### Instruction:
Look through the data and write out every line with the word "Events" in it.

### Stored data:

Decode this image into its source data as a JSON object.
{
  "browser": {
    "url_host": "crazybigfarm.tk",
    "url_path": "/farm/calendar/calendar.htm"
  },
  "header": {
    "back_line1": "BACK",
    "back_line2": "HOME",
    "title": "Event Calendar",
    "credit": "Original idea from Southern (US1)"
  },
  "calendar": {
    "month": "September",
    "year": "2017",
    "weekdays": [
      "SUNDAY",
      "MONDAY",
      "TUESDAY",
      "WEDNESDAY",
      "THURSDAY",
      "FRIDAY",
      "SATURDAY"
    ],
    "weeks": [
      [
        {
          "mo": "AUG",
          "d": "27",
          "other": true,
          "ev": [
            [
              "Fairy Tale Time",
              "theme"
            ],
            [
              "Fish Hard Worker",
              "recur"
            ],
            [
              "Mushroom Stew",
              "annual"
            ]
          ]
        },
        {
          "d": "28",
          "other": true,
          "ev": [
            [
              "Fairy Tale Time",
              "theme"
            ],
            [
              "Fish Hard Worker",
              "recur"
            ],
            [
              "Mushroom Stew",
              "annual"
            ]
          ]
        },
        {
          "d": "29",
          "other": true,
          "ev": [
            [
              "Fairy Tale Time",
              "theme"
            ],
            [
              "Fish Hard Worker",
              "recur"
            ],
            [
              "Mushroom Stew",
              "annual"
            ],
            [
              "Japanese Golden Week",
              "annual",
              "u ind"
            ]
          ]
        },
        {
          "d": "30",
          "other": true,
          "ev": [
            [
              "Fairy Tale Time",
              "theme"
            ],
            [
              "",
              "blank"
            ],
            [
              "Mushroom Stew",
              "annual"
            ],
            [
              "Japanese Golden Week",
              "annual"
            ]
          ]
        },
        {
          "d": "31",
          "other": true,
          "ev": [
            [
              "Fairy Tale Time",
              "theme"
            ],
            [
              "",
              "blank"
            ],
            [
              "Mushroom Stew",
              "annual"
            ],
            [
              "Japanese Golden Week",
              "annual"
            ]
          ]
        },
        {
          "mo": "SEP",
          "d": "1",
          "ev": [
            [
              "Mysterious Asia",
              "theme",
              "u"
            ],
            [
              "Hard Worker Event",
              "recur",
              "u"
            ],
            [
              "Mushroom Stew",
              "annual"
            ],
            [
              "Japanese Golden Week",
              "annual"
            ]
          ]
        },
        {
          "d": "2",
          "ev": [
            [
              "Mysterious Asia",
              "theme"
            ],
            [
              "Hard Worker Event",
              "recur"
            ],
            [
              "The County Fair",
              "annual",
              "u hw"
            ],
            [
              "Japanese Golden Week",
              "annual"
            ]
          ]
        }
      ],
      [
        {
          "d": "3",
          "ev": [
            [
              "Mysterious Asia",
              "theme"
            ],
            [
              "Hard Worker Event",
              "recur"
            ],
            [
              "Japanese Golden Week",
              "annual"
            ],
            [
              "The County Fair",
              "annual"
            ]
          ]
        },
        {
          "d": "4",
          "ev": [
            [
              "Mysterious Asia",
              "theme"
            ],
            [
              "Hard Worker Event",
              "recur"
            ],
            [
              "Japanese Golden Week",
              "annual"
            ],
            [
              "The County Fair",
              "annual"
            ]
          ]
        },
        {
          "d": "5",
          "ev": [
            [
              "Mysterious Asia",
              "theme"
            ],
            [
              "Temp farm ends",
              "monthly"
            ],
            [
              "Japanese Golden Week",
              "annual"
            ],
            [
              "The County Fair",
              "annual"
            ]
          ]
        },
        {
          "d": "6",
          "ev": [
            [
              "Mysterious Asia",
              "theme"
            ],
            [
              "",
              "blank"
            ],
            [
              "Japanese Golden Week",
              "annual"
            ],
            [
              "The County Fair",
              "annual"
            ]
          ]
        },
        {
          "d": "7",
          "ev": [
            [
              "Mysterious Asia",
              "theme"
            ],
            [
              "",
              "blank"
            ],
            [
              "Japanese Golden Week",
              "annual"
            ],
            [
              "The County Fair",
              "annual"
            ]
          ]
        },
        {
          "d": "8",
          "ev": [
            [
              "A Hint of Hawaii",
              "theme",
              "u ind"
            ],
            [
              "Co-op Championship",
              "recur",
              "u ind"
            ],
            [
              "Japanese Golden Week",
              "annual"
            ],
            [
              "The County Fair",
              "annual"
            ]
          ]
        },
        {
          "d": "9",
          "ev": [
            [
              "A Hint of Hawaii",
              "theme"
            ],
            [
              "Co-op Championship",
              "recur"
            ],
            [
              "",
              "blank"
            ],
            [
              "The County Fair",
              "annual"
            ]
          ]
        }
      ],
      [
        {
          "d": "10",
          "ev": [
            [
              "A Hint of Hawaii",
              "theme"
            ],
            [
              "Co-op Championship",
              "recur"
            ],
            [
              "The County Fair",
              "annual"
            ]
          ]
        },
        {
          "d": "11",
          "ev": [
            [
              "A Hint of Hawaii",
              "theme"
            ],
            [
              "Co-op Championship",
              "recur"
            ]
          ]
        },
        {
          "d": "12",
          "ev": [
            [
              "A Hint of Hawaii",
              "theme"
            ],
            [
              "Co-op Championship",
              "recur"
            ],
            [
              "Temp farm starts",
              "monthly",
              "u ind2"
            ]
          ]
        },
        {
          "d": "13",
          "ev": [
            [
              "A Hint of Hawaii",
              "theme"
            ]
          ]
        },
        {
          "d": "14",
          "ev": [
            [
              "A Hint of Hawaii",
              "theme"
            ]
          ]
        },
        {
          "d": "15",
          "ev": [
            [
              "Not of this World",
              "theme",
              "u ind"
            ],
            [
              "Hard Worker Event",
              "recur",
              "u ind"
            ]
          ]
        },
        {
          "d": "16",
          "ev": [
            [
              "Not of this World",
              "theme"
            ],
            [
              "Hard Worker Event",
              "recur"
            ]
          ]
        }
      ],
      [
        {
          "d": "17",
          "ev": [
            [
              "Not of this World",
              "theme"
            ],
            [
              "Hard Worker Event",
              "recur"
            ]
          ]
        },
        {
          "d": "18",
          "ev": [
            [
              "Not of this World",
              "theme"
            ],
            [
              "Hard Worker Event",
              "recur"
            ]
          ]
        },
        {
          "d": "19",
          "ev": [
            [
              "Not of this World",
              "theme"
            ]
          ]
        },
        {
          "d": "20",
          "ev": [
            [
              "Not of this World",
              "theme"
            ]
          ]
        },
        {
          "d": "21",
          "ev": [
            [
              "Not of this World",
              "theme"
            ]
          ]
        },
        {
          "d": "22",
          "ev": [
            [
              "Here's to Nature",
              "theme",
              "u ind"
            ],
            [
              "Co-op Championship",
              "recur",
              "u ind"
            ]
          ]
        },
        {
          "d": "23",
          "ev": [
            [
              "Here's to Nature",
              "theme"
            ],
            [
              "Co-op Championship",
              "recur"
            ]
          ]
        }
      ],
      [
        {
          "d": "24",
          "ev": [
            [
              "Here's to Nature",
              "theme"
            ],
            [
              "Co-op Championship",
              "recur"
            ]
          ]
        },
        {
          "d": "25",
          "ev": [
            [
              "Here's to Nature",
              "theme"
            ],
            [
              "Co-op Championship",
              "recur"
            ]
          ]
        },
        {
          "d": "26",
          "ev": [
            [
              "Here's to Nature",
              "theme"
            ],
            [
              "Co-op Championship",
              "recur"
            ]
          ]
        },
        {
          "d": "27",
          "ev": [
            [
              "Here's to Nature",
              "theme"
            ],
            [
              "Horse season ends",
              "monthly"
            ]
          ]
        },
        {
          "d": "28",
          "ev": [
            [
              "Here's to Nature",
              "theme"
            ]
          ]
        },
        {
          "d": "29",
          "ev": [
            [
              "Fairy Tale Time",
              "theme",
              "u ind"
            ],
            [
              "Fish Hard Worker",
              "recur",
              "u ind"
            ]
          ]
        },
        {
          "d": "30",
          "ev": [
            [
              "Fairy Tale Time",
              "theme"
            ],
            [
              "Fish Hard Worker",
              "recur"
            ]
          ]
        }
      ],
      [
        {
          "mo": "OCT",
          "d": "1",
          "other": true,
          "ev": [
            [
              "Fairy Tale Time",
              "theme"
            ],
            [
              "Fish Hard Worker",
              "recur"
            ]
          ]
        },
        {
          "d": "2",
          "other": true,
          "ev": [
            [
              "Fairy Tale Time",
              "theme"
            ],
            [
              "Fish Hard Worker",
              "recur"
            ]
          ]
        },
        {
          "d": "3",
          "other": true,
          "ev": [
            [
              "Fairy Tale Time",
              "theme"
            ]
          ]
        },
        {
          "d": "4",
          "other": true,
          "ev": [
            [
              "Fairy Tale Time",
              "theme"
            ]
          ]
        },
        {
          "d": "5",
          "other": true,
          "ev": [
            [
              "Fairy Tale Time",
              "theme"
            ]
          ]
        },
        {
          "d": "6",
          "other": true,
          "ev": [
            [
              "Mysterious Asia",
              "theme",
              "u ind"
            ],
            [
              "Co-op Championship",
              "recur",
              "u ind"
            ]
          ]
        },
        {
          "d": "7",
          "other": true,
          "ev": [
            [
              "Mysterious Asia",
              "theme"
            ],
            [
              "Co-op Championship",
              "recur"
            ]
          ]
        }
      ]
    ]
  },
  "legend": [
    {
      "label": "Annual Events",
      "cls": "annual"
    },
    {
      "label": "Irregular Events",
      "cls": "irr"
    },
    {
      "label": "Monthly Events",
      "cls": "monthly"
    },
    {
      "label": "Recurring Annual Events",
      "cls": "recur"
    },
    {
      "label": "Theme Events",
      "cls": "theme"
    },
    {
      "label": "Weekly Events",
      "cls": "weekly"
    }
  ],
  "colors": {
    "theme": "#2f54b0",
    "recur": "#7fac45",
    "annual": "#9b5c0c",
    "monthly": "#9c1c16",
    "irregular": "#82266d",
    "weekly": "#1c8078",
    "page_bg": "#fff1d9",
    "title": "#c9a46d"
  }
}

### Worked solution:
      "label": "Annual Events",
      "label": "Irregular Events",
      "label": "Monthly Events",
      "label": "Recurring Annual Events",
      "label": "Theme Events",
      "label": "Weekly Events",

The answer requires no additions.